## INPUT ROWS

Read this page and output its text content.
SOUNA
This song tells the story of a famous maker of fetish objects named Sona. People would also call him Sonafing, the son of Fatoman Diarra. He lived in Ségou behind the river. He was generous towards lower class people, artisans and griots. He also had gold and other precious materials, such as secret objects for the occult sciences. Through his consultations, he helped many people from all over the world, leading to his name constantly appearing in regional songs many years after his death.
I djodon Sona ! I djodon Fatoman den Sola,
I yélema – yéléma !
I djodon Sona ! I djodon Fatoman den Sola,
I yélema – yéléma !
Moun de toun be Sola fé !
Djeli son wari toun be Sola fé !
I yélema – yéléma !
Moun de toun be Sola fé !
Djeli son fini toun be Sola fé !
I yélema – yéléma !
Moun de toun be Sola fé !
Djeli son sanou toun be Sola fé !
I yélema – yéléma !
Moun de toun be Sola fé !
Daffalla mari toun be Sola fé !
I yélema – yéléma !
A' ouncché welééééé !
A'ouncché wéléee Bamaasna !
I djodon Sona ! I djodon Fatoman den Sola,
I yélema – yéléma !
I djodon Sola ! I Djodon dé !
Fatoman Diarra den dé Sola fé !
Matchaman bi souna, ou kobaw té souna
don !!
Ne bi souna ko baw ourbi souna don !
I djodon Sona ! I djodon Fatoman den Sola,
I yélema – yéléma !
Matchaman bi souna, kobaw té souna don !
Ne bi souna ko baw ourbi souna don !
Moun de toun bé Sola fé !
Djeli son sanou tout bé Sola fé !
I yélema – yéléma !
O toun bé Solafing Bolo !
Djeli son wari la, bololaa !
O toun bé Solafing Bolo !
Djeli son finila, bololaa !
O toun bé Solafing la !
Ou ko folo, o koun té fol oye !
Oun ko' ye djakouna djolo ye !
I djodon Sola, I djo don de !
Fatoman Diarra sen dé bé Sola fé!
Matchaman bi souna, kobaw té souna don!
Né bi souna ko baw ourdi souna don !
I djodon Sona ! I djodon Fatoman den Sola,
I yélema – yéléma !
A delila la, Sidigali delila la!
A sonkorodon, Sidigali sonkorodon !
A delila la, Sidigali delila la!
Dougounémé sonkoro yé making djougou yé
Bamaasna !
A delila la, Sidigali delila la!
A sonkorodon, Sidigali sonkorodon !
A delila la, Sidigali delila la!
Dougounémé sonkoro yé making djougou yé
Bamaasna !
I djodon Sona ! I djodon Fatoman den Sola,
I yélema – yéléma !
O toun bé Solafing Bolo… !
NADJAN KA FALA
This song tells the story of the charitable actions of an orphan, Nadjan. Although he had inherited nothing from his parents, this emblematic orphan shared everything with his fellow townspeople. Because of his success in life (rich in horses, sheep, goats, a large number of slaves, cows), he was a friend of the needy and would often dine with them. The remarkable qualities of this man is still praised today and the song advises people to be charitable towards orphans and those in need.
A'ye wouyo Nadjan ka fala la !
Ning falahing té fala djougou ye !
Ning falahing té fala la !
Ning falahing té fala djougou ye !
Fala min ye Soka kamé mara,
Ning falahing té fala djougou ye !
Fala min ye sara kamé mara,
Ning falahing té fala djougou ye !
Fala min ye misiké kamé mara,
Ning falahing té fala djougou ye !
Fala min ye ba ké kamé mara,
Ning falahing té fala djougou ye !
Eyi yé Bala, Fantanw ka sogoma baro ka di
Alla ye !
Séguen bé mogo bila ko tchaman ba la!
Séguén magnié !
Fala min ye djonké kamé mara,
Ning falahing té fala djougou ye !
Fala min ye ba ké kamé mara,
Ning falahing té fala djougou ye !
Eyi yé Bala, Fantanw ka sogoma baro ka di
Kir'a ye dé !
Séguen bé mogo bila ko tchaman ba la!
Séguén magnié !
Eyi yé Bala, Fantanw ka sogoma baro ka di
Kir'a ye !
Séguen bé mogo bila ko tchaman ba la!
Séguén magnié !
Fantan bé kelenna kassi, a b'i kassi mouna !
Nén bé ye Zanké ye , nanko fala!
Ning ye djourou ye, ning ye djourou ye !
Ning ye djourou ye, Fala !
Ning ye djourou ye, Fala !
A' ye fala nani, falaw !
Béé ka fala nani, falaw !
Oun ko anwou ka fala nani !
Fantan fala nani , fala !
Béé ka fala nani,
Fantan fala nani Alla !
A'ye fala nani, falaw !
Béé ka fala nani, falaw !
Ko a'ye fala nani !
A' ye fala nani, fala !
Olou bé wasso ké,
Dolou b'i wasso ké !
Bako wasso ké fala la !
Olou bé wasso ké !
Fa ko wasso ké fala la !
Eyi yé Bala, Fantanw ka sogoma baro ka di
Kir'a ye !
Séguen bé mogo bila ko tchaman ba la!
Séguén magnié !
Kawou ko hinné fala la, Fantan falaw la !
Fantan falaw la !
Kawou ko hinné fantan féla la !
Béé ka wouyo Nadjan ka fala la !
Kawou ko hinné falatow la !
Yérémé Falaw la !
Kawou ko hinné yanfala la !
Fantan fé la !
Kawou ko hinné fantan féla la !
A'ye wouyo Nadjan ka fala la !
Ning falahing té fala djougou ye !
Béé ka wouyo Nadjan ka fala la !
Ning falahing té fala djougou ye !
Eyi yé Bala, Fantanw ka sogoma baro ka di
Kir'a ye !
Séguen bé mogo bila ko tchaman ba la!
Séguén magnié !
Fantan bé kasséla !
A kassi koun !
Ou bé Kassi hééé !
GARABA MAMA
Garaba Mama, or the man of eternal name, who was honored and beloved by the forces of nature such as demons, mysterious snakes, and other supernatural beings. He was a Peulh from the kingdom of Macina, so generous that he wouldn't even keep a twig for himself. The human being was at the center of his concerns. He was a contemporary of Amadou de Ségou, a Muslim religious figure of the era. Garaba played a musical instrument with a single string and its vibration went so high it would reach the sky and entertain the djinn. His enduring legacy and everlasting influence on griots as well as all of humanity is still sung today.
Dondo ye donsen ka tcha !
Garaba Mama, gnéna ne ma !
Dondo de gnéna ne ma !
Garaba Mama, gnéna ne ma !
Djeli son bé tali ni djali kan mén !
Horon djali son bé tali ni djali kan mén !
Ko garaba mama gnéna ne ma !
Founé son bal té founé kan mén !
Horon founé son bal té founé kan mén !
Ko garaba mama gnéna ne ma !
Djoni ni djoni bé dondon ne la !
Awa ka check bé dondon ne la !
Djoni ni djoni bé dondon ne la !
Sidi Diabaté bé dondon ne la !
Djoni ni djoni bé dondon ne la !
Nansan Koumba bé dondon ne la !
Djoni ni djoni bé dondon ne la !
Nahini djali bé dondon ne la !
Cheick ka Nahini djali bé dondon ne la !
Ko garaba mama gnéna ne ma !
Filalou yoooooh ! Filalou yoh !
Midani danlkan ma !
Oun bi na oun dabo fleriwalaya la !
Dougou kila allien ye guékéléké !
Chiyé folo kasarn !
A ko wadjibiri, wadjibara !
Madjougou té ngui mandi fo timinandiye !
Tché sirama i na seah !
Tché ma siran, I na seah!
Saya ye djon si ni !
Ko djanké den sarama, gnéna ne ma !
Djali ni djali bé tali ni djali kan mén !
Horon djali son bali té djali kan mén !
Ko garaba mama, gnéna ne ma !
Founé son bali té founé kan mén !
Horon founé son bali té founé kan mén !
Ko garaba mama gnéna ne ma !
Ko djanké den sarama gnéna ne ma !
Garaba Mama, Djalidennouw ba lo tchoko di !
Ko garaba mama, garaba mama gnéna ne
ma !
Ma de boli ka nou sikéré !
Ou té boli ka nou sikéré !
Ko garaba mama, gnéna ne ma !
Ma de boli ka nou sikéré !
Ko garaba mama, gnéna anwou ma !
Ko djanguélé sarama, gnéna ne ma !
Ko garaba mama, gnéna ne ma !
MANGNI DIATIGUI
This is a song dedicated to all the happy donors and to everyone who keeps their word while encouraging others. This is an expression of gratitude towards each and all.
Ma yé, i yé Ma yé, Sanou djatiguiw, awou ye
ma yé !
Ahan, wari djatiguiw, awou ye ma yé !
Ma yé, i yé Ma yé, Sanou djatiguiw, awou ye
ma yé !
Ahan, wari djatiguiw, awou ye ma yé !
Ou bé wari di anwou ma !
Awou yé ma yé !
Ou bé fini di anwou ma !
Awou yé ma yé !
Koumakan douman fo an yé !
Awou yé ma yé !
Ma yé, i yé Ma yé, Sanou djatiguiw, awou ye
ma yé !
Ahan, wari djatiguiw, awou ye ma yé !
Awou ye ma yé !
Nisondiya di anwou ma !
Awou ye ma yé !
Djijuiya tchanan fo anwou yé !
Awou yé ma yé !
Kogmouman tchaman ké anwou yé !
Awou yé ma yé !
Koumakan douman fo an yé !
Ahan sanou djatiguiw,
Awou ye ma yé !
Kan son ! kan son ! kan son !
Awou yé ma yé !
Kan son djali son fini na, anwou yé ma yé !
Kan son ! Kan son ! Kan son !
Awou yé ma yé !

## SHORT EXERCISE
Pull out every line of the records that includes the string "djanké".

## RESULT FOR THIS TASK
Ko djanké den sarama, gnéna ne ma !
Ko djanké den sarama gnéna ne ma !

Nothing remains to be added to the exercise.